▶ [MATERIAL PROVIDED]
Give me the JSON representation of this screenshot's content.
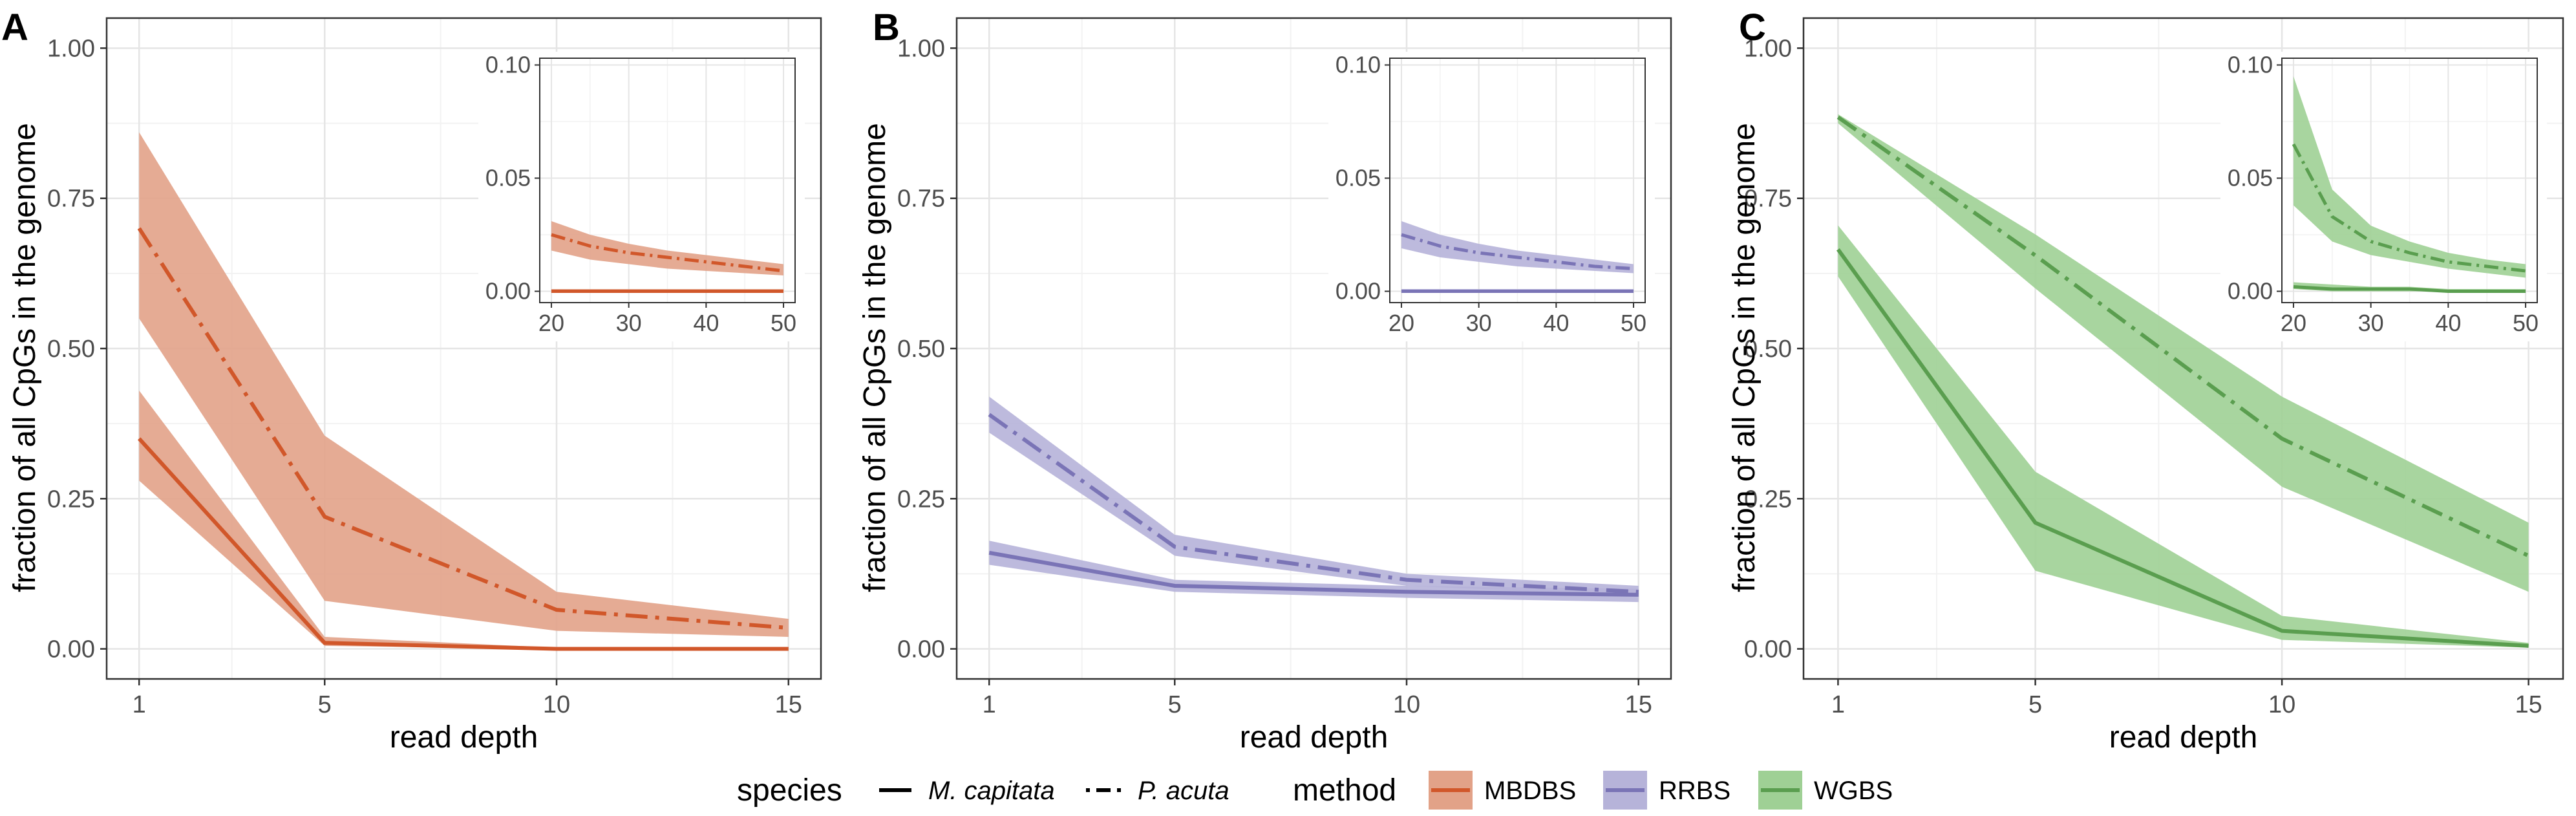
{
  "chart_data": [
    {
      "panel": "A",
      "type": "line",
      "method": "MBDBS",
      "xlabel": "read depth",
      "ylabel": "fraction of all CpGs in the genome",
      "x": [
        1,
        5,
        10,
        15
      ],
      "xticks": [
        "1",
        "5",
        "10",
        "15"
      ],
      "yticks": [
        "0.00",
        "0.25",
        "0.50",
        "0.75",
        "1.00"
      ],
      "xlim": [
        0.3,
        15.7
      ],
      "ylim": [
        -0.05,
        1.05
      ],
      "series": [
        {
          "name": "M. capitata",
          "line": "solid",
          "values": [
            0.35,
            0.01,
            0.0,
            0.0
          ],
          "lower": [
            0.28,
            0.005,
            0.0,
            0.0
          ],
          "upper": [
            0.43,
            0.02,
            0.002,
            0.001
          ]
        },
        {
          "name": "P. acuta",
          "line": "dashdot",
          "values": [
            0.7,
            0.22,
            0.065,
            0.035
          ],
          "lower": [
            0.55,
            0.08,
            0.03,
            0.02
          ],
          "upper": [
            0.86,
            0.355,
            0.095,
            0.05
          ]
        }
      ],
      "inset": {
        "x": [
          20,
          25,
          30,
          35,
          40,
          45,
          50
        ],
        "xticks": [
          "20",
          "30",
          "40",
          "50"
        ],
        "yticks": [
          "0.00",
          "0.05",
          "0.10"
        ],
        "xlim": [
          18.5,
          51.5
        ],
        "ylim": [
          -0.005,
          0.103
        ],
        "series": [
          {
            "name": "M. capitata",
            "line": "solid",
            "values": [
              0.0,
              0.0,
              0.0,
              0.0,
              0.0,
              0.0,
              0.0
            ],
            "lower": [
              0.0,
              0.0,
              0.0,
              0.0,
              0.0,
              0.0,
              0.0
            ],
            "upper": [
              0.001,
              0.001,
              0.001,
              0.001,
              0.001,
              0.001,
              0.001
            ]
          },
          {
            "name": "P. acuta",
            "line": "dashdot",
            "values": [
              0.025,
              0.02,
              0.017,
              0.015,
              0.013,
              0.011,
              0.009
            ],
            "lower": [
              0.018,
              0.014,
              0.012,
              0.01,
              0.009,
              0.008,
              0.007
            ],
            "upper": [
              0.031,
              0.025,
              0.021,
              0.018,
              0.016,
              0.014,
              0.012
            ]
          }
        ]
      }
    },
    {
      "panel": "B",
      "type": "line",
      "method": "RRBS",
      "xlabel": "read depth",
      "ylabel": "fraction of all CpGs in the genome",
      "x": [
        1,
        5,
        10,
        15
      ],
      "xticks": [
        "1",
        "5",
        "10",
        "15"
      ],
      "yticks": [
        "0.00",
        "0.25",
        "0.50",
        "0.75",
        "1.00"
      ],
      "xlim": [
        0.3,
        15.7
      ],
      "ylim": [
        -0.05,
        1.05
      ],
      "series": [
        {
          "name": "M. capitata",
          "line": "solid",
          "values": [
            0.16,
            0.105,
            0.095,
            0.09
          ],
          "lower": [
            0.14,
            0.095,
            0.085,
            0.078
          ],
          "upper": [
            0.18,
            0.115,
            0.105,
            0.1
          ]
        },
        {
          "name": "P. acuta",
          "line": "dashdot",
          "values": [
            0.39,
            0.17,
            0.115,
            0.095
          ],
          "lower": [
            0.36,
            0.155,
            0.105,
            0.088
          ],
          "upper": [
            0.42,
            0.19,
            0.125,
            0.105
          ]
        }
      ],
      "inset": {
        "x": [
          20,
          25,
          30,
          35,
          40,
          45,
          50
        ],
        "xticks": [
          "20",
          "30",
          "40",
          "50"
        ],
        "yticks": [
          "0.00",
          "0.05",
          "0.10"
        ],
        "xlim": [
          18.5,
          51.5
        ],
        "ylim": [
          -0.005,
          0.103
        ],
        "series": [
          {
            "name": "M. capitata",
            "line": "solid",
            "values": [
              0.0,
              0.0,
              0.0,
              0.0,
              0.0,
              0.0,
              0.0
            ],
            "lower": [
              0.0,
              0.0,
              0.0,
              0.0,
              0.0,
              0.0,
              0.0
            ],
            "upper": [
              0.001,
              0.001,
              0.001,
              0.001,
              0.001,
              0.001,
              0.001
            ]
          },
          {
            "name": "P. acuta",
            "line": "dashdot",
            "values": [
              0.025,
              0.02,
              0.017,
              0.015,
              0.013,
              0.011,
              0.01
            ],
            "lower": [
              0.019,
              0.015,
              0.013,
              0.011,
              0.01,
              0.009,
              0.008
            ],
            "upper": [
              0.031,
              0.025,
              0.021,
              0.018,
              0.016,
              0.014,
              0.012
            ]
          }
        ]
      }
    },
    {
      "panel": "C",
      "type": "line",
      "method": "WGBS",
      "xlabel": "read depth",
      "ylabel": "fraction of all CpGs in the genome",
      "x": [
        1,
        5,
        10,
        15
      ],
      "xticks": [
        "1",
        "5",
        "10",
        "15"
      ],
      "yticks": [
        "0.00",
        "0.25",
        "0.50",
        "0.75",
        "1.00"
      ],
      "xlim": [
        0.3,
        15.7
      ],
      "ylim": [
        -0.05,
        1.05
      ],
      "series": [
        {
          "name": "M. capitata",
          "line": "solid",
          "values": [
            0.665,
            0.21,
            0.03,
            0.005
          ],
          "lower": [
            0.62,
            0.13,
            0.015,
            0.002
          ],
          "upper": [
            0.705,
            0.295,
            0.055,
            0.01
          ]
        },
        {
          "name": "P. acuta",
          "line": "dashdot",
          "values": [
            0.885,
            0.655,
            0.35,
            0.155
          ],
          "lower": [
            0.875,
            0.6,
            0.27,
            0.095
          ],
          "upper": [
            0.89,
            0.69,
            0.42,
            0.21
          ]
        }
      ],
      "inset": {
        "x": [
          20,
          25,
          30,
          35,
          40,
          45,
          50
        ],
        "xticks": [
          "20",
          "30",
          "40",
          "50"
        ],
        "yticks": [
          "0.00",
          "0.05",
          "0.10"
        ],
        "xlim": [
          18.5,
          51.5
        ],
        "ylim": [
          -0.005,
          0.103
        ],
        "series": [
          {
            "name": "M. capitata",
            "line": "solid",
            "values": [
              0.002,
              0.001,
              0.001,
              0.001,
              0.0,
              0.0,
              0.0
            ],
            "lower": [
              0.001,
              0.0,
              0.0,
              0.0,
              0.0,
              0.0,
              0.0
            ],
            "upper": [
              0.004,
              0.003,
              0.002,
              0.002,
              0.001,
              0.001,
              0.001
            ]
          },
          {
            "name": "P. acuta",
            "line": "dashdot",
            "values": [
              0.065,
              0.033,
              0.022,
              0.017,
              0.013,
              0.011,
              0.009
            ],
            "lower": [
              0.038,
              0.022,
              0.016,
              0.013,
              0.01,
              0.008,
              0.006
            ],
            "upper": [
              0.095,
              0.045,
              0.029,
              0.022,
              0.017,
              0.014,
              0.012
            ]
          }
        ]
      }
    }
  ],
  "legend": {
    "species_title": "species",
    "species": [
      {
        "label": "M. capitata",
        "line": "solid"
      },
      {
        "label": "P. acuta",
        "line": "dashdot"
      }
    ],
    "method_title": "method",
    "methods": [
      {
        "label": "MBDBS",
        "color": "#d1572a",
        "fill": "#e2a288"
      },
      {
        "label": "RRBS",
        "color": "#7a74b6",
        "fill": "#b6b3d9"
      },
      {
        "label": "WGBS",
        "color": "#5a9e4f",
        "fill": "#9fd095"
      }
    ]
  }
}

▶ [WHAT IS NEEDED]
Transcribe the whole listing, character for character, but not its images.

▶ [EXERCISE RESULT]
Give me the JSON representation of this screenshot's content.
{
  "chart_data": [
    {
      "panel": "A",
      "type": "line",
      "method": "MBDBS",
      "xlabel": "read depth",
      "ylabel": "fraction of all CpGs in the genome",
      "x": [
        1,
        5,
        10,
        15
      ],
      "xticks": [
        "1",
        "5",
        "10",
        "15"
      ],
      "yticks": [
        "0.00",
        "0.25",
        "0.50",
        "0.75",
        "1.00"
      ],
      "xlim": [
        0.3,
        15.7
      ],
      "ylim": [
        -0.05,
        1.05
      ],
      "series": [
        {
          "name": "M. capitata",
          "line": "solid",
          "values": [
            0.35,
            0.01,
            0.0,
            0.0
          ],
          "lower": [
            0.28,
            0.005,
            0.0,
            0.0
          ],
          "upper": [
            0.43,
            0.02,
            0.002,
            0.001
          ]
        },
        {
          "name": "P. acuta",
          "line": "dashdot",
          "values": [
            0.7,
            0.22,
            0.065,
            0.035
          ],
          "lower": [
            0.55,
            0.08,
            0.03,
            0.02
          ],
          "upper": [
            0.86,
            0.355,
            0.095,
            0.05
          ]
        }
      ],
      "inset": {
        "x": [
          20,
          25,
          30,
          35,
          40,
          45,
          50
        ],
        "xticks": [
          "20",
          "30",
          "40",
          "50"
        ],
        "yticks": [
          "0.00",
          "0.05",
          "0.10"
        ],
        "xlim": [
          18.5,
          51.5
        ],
        "ylim": [
          -0.005,
          0.103
        ],
        "series": [
          {
            "name": "M. capitata",
            "line": "solid",
            "values": [
              0.0,
              0.0,
              0.0,
              0.0,
              0.0,
              0.0,
              0.0
            ],
            "lower": [
              0.0,
              0.0,
              0.0,
              0.0,
              0.0,
              0.0,
              0.0
            ],
            "upper": [
              0.001,
              0.001,
              0.001,
              0.001,
              0.001,
              0.001,
              0.001
            ]
          },
          {
            "name": "P. acuta",
            "line": "dashdot",
            "values": [
              0.025,
              0.02,
              0.017,
              0.015,
              0.013,
              0.011,
              0.009
            ],
            "lower": [
              0.018,
              0.014,
              0.012,
              0.01,
              0.009,
              0.008,
              0.007
            ],
            "upper": [
              0.031,
              0.025,
              0.021,
              0.018,
              0.016,
              0.014,
              0.012
            ]
          }
        ]
      }
    },
    {
      "panel": "B",
      "type": "line",
      "method": "RRBS",
      "xlabel": "read depth",
      "ylabel": "fraction of all CpGs in the genome",
      "x": [
        1,
        5,
        10,
        15
      ],
      "xticks": [
        "1",
        "5",
        "10",
        "15"
      ],
      "yticks": [
        "0.00",
        "0.25",
        "0.50",
        "0.75",
        "1.00"
      ],
      "xlim": [
        0.3,
        15.7
      ],
      "ylim": [
        -0.05,
        1.05
      ],
      "series": [
        {
          "name": "M. capitata",
          "line": "solid",
          "values": [
            0.16,
            0.105,
            0.095,
            0.09
          ],
          "lower": [
            0.14,
            0.095,
            0.085,
            0.078
          ],
          "upper": [
            0.18,
            0.115,
            0.105,
            0.1
          ]
        },
        {
          "name": "P. acuta",
          "line": "dashdot",
          "values": [
            0.39,
            0.17,
            0.115,
            0.095
          ],
          "lower": [
            0.36,
            0.155,
            0.105,
            0.088
          ],
          "upper": [
            0.42,
            0.19,
            0.125,
            0.105
          ]
        }
      ],
      "inset": {
        "x": [
          20,
          25,
          30,
          35,
          40,
          45,
          50
        ],
        "xticks": [
          "20",
          "30",
          "40",
          "50"
        ],
        "yticks": [
          "0.00",
          "0.05",
          "0.10"
        ],
        "xlim": [
          18.5,
          51.5
        ],
        "ylim": [
          -0.005,
          0.103
        ],
        "series": [
          {
            "name": "M. capitata",
            "line": "solid",
            "values": [
              0.0,
              0.0,
              0.0,
              0.0,
              0.0,
              0.0,
              0.0
            ],
            "lower": [
              0.0,
              0.0,
              0.0,
              0.0,
              0.0,
              0.0,
              0.0
            ],
            "upper": [
              0.001,
              0.001,
              0.001,
              0.001,
              0.001,
              0.001,
              0.001
            ]
          },
          {
            "name": "P. acuta",
            "line": "dashdot",
            "values": [
              0.025,
              0.02,
              0.017,
              0.015,
              0.013,
              0.011,
              0.01
            ],
            "lower": [
              0.019,
              0.015,
              0.013,
              0.011,
              0.01,
              0.009,
              0.008
            ],
            "upper": [
              0.031,
              0.025,
              0.021,
              0.018,
              0.016,
              0.014,
              0.012
            ]
          }
        ]
      }
    },
    {
      "panel": "C",
      "type": "line",
      "method": "WGBS",
      "xlabel": "read depth",
      "ylabel": "fraction of all CpGs in the genome",
      "x": [
        1,
        5,
        10,
        15
      ],
      "xticks": [
        "1",
        "5",
        "10",
        "15"
      ],
      "yticks": [
        "0.00",
        "0.25",
        "0.50",
        "0.75",
        "1.00"
      ],
      "xlim": [
        0.3,
        15.7
      ],
      "ylim": [
        -0.05,
        1.05
      ],
      "series": [
        {
          "name": "M. capitata",
          "line": "solid",
          "values": [
            0.665,
            0.21,
            0.03,
            0.005
          ],
          "lower": [
            0.62,
            0.13,
            0.015,
            0.002
          ],
          "upper": [
            0.705,
            0.295,
            0.055,
            0.01
          ]
        },
        {
          "name": "P. acuta",
          "line": "dashdot",
          "values": [
            0.885,
            0.655,
            0.35,
            0.155
          ],
          "lower": [
            0.875,
            0.6,
            0.27,
            0.095
          ],
          "upper": [
            0.89,
            0.69,
            0.42,
            0.21
          ]
        }
      ],
      "inset": {
        "x": [
          20,
          25,
          30,
          35,
          40,
          45,
          50
        ],
        "xticks": [
          "20",
          "30",
          "40",
          "50"
        ],
        "yticks": [
          "0.00",
          "0.05",
          "0.10"
        ],
        "xlim": [
          18.5,
          51.5
        ],
        "ylim": [
          -0.005,
          0.103
        ],
        "series": [
          {
            "name": "M. capitata",
            "line": "solid",
            "values": [
              0.002,
              0.001,
              0.001,
              0.001,
              0.0,
              0.0,
              0.0
            ],
            "lower": [
              0.001,
              0.0,
              0.0,
              0.0,
              0.0,
              0.0,
              0.0
            ],
            "upper": [
              0.004,
              0.003,
              0.002,
              0.002,
              0.001,
              0.001,
              0.001
            ]
          },
          {
            "name": "P. acuta",
            "line": "dashdot",
            "values": [
              0.065,
              0.033,
              0.022,
              0.017,
              0.013,
              0.011,
              0.009
            ],
            "lower": [
              0.038,
              0.022,
              0.016,
              0.013,
              0.01,
              0.008,
              0.006
            ],
            "upper": [
              0.095,
              0.045,
              0.029,
              0.022,
              0.017,
              0.014,
              0.012
            ]
          }
        ]
      }
    }
  ],
  "legend": {
    "species_title": "species",
    "species": [
      {
        "label": "M. capitata",
        "line": "solid"
      },
      {
        "label": "P. acuta",
        "line": "dashdot"
      }
    ],
    "method_title": "method",
    "methods": [
      {
        "label": "MBDBS",
        "color": "#d1572a",
        "fill": "#e2a288"
      },
      {
        "label": "RRBS",
        "color": "#7a74b6",
        "fill": "#b6b3d9"
      },
      {
        "label": "WGBS",
        "color": "#5a9e4f",
        "fill": "#9fd095"
      }
    ]
  }
}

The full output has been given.